How many lines of these entries hold the string "хүүхэд"? Reply with the number alone.
[INPUT ROWS start]
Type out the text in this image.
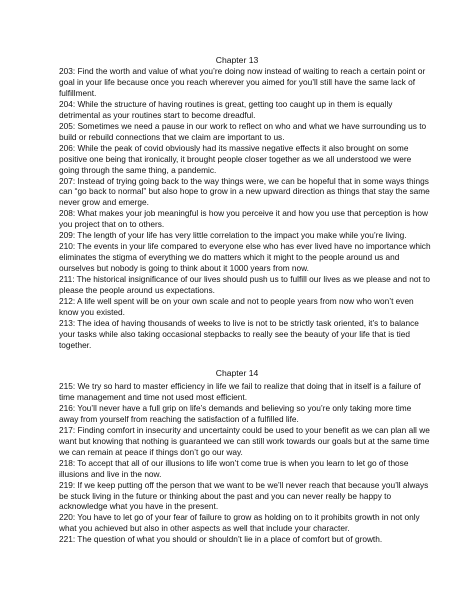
Chapter 13

203: Find the worth and value of what you’re doing now instead of waiting to reach a certain point or goal in your life because once you reach wherever you aimed for you’ll still have the same lack of fulfillment.

204: While the structure of having routines is great, getting too caught up in them is equally detrimental as your routines start to become dreadful.

205: Sometimes we need a pause in our work to reflect on who and what we have surrounding us to build or rebuild connections that we claim are important to us.

206: While the peak of covid obviously had its massive negative effects it also brought on some positive one being that ironically, it brought people closer together as we all understood we were going through the same thing, a pandemic.

207: Instead of trying going back to the way things were, we can be hopeful that in some ways things can “go back to normal” but also hope to grow in a new upward direction as things that stay the same never grow and emerge.

208: What makes your job meaningful is how you perceive it and how you use that perception is how you project that on to others.

209: The length of your life has very little correlation to the impact you make while you’re living.

210: The events in your life compared to everyone else who has ever lived have no importance which eliminates the stigma of everything we do matters which it might to the people around us and ourselves but nobody is going to think about it 1000 years from now.

211: The historical insignificance of our lives should push us to fulfill our lives as we please and not to please the people around us expectations.

212: A life well spent will be on your own scale and not to people years from now who won’t even know you existed.

213: The idea of having thousands of weeks to live is not to be strictly task oriented, it’s to balance your tasks while also taking occasional stepbacks to really see the beauty of your life that is tied together.

Chapter 14

215: We try so hard to master efficiency in life we fail to realize that doing that in itself is a failure of time management and time not used most efficient.

216: You’ll never have a full grip on life’s demands and believing so you’re only taking more time away from yourself from reaching the satisfaction of a fulfilled life.

217: Finding comfort in insecurity and uncertainty could be used to your benefit as we can plan all we want but knowing that nothing is guaranteed we can still work towards our goals but at the same time we can remain at peace if things don’t go our way.

218: To accept that all of our illusions to life won’t come true is when you learn to let go of those illusions and live in the now.

219: If we keep putting off the person that we want to be we’ll never reach that because you’ll always be stuck living in the future or thinking about the past and you can never really be happy to acknowledge what you have in the present.

220: You have to let go of your fear of failure to grow as holding on to it prohibits growth in not only what you achieved but also in other aspects as well that include your character.

221: The question of what you should or shouldn’t lie in a place of comfort but of growth.
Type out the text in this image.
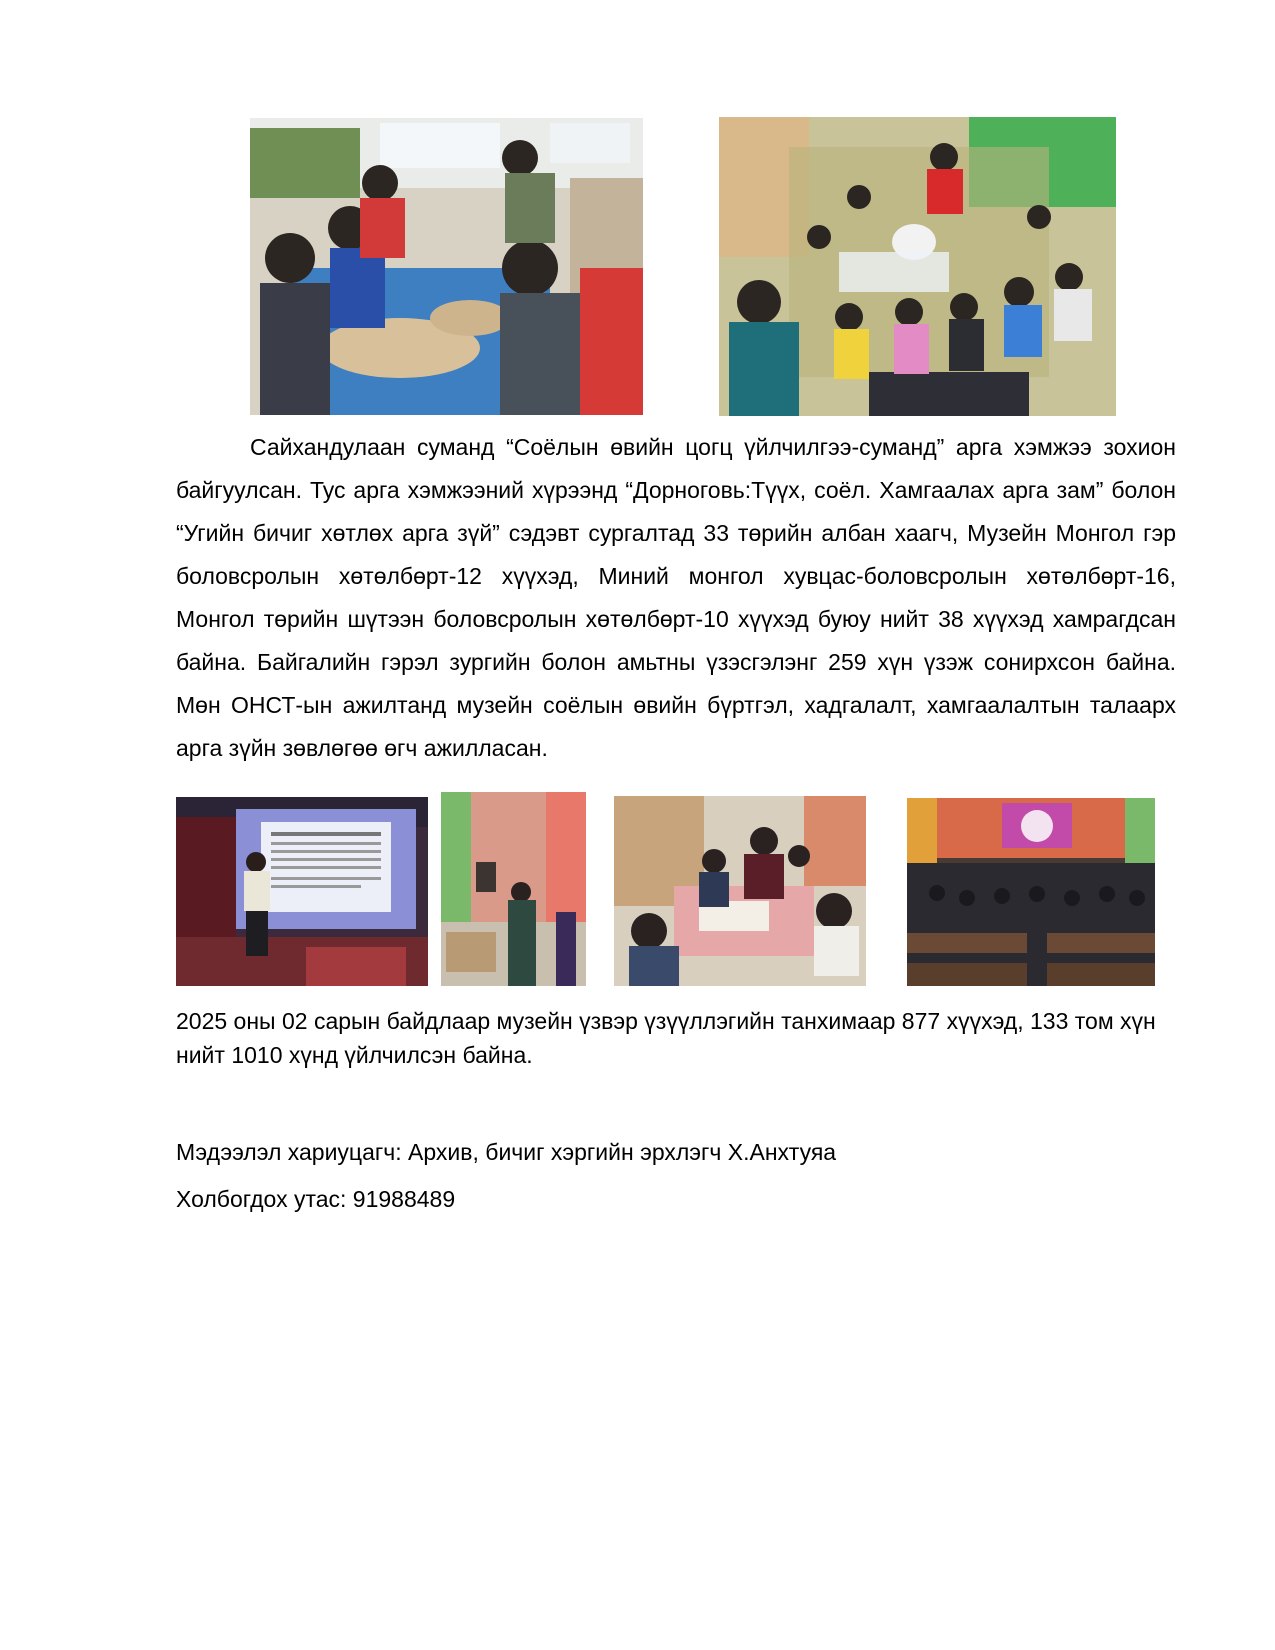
Сайхандулаан суманд “Соёлын өвийн цогц үйлчилгээ-суманд” арга хэмжээ зохион байгуулсан. Тус арга хэмжээний хүрээнд “Дорноговь:Түүх, соёл. Хамгаалах арга зам” болон “Угийн бичиг хөтлөх арга зүй” сэдэвт сургалтад 33 төрийн албан хаагч, Музейн Монгол гэр боловсролын хөтөлбөрт-12 хүүхэд, Миний монгол хувцас-боловсролын хөтөлбөрт-16, Монгол төрийн шүтээн боловсролын хөтөлбөрт-10 хүүхэд буюу нийт 38 хүүхэд хамрагдсан байна. Байгалийн гэрэл зургийн болон амьтны үзэсгэлэнг 259 хүн үзэж сонирхсон байна. Мөн ОНСТ-ын ажилтанд музейн соёлын өвийн бүртгэл, хадгалалт, хамгаалалтын талаарх арга зүйн зөвлөгөө өгч ажилласан.

2025 оны 02 сарын байдлаар музейн үзвэр үзүүллэгийн танхимаар 877 хүүхэд, 133 том хүн нийт 1010 хүнд үйлчилсэн байна.

Мэдээлэл хариуцагч: Архив, бичиг хэргийн эрхлэгч Х.Анхтуяа

Холбогдох утас: 91988489
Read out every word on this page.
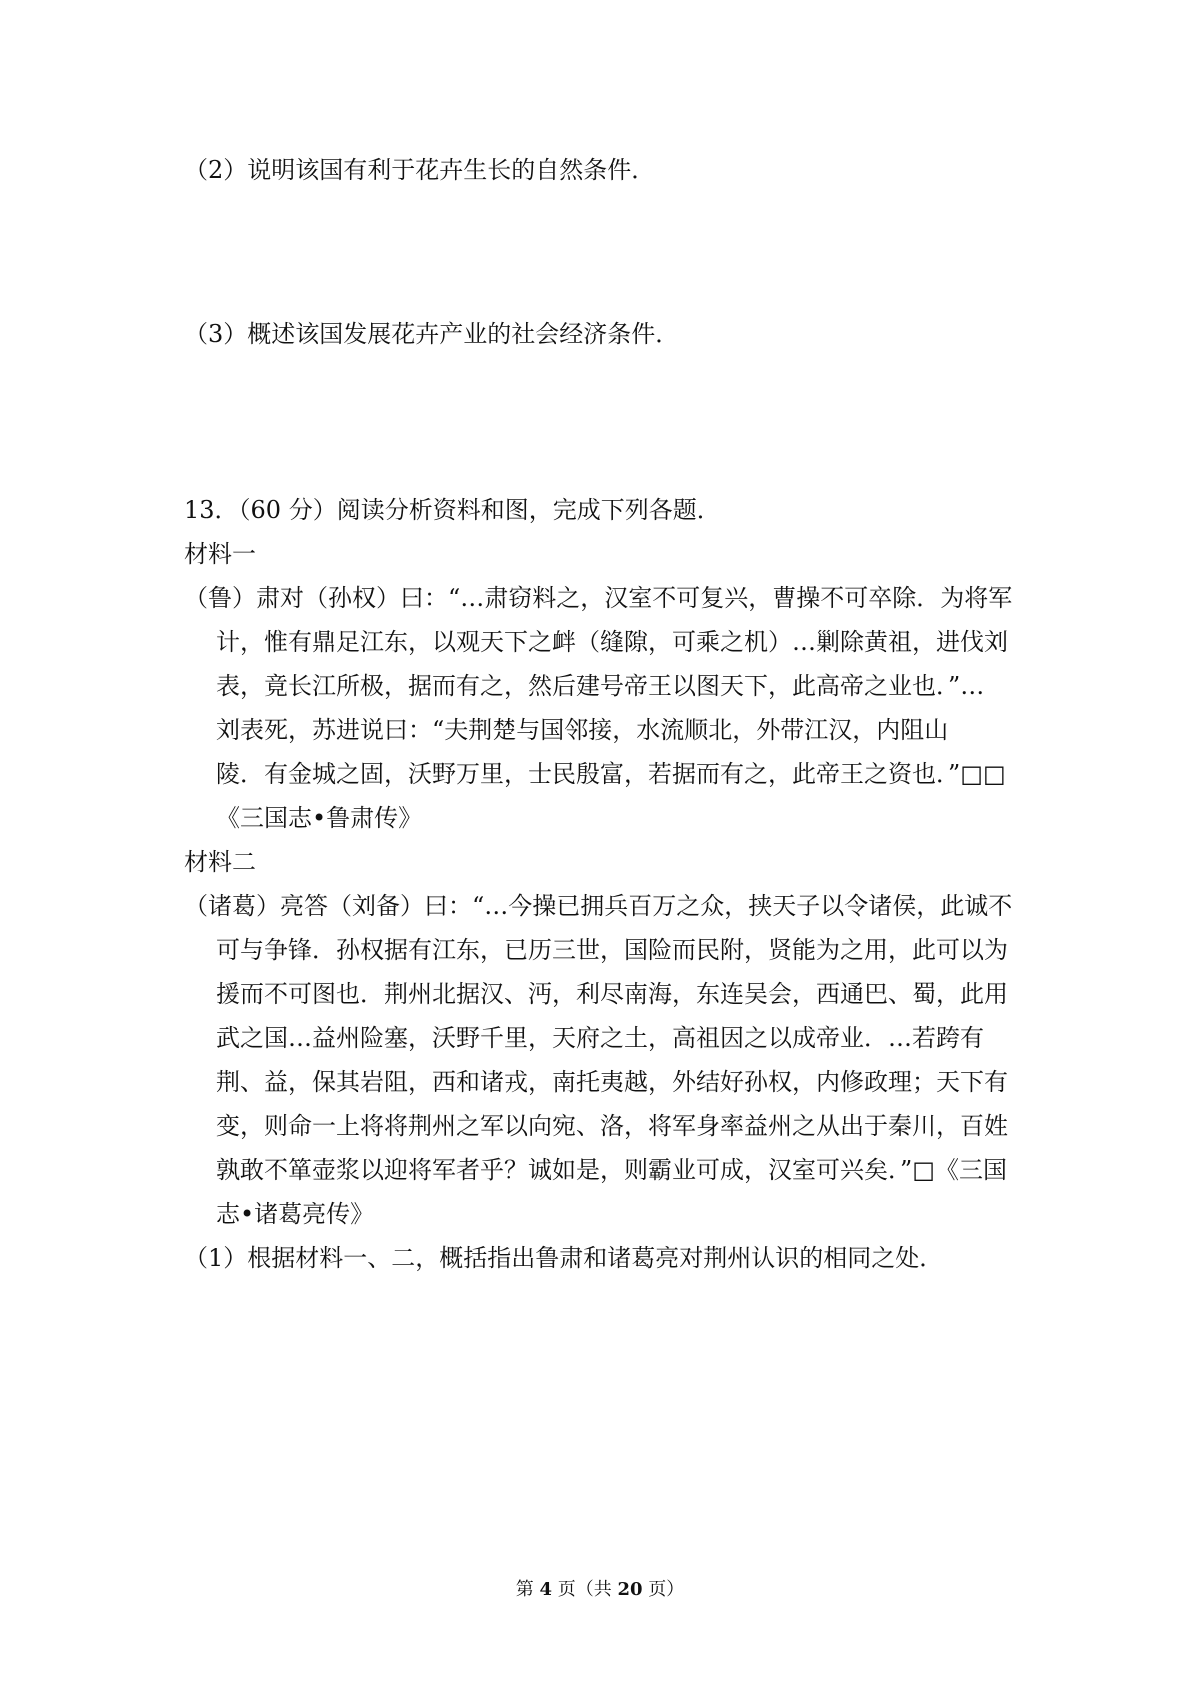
（2）说明该国有利于花卉生长的自然条件．

（3）概述该国发展花卉产业的社会经济条件．

13．（60 分）阅读分析资料和图，完成下列各题．

材料一

（鲁）肃对（孙权）曰：“…肃窃料之，汉室不可复兴，曹操不可卒除．为将军

计，惟有鼎足江东，以观天下之衅（缝隙，可乘之机）…剿除黄祖，进伐刘

表，竟长江所极，据而有之，然后建号帝王以图天下，此高帝之业也．”…

刘表死，苏进说曰：“夫荆楚与国邻接，水流顺北，外带江汉，内阻山

陵．有金城之固，沃野万里，士民殷富，若据而有之，此帝王之资也．”□□

《三国志•鲁肃传》

材料二

（诸葛）亮答（刘备）曰：“…今操已拥兵百万之众，挟天子以令诸侯，此诚不

可与争锋．孙权据有江东，已历三世，国险而民附，贤能为之用，此可以为

援而不可图也．荆州北据汉、沔，利尽南海，东连吴会，西通巴、蜀，此用

武之国…益州险塞，沃野千里，天府之土，高祖因之以成帝业．…若跨有

荆、益，保其岩阻，西和诸戎，南托夷越，外结好孙权，内修政理；天下有

变，则命一上将将荆州之军以向宛、洛，将军身率益州之从出于秦川，百姓

孰敢不箪壶浆以迎将军者乎？诚如是，则霸业可成，汉室可兴矣．”□《三国

志•诸葛亮传》

（1）根据材料一、二，概括指出鲁肃和诸葛亮对荆州认识的相同之处．

第 4 页（共 20 页）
[INPUT ROWS end]
**TASK SOLUTION**.
2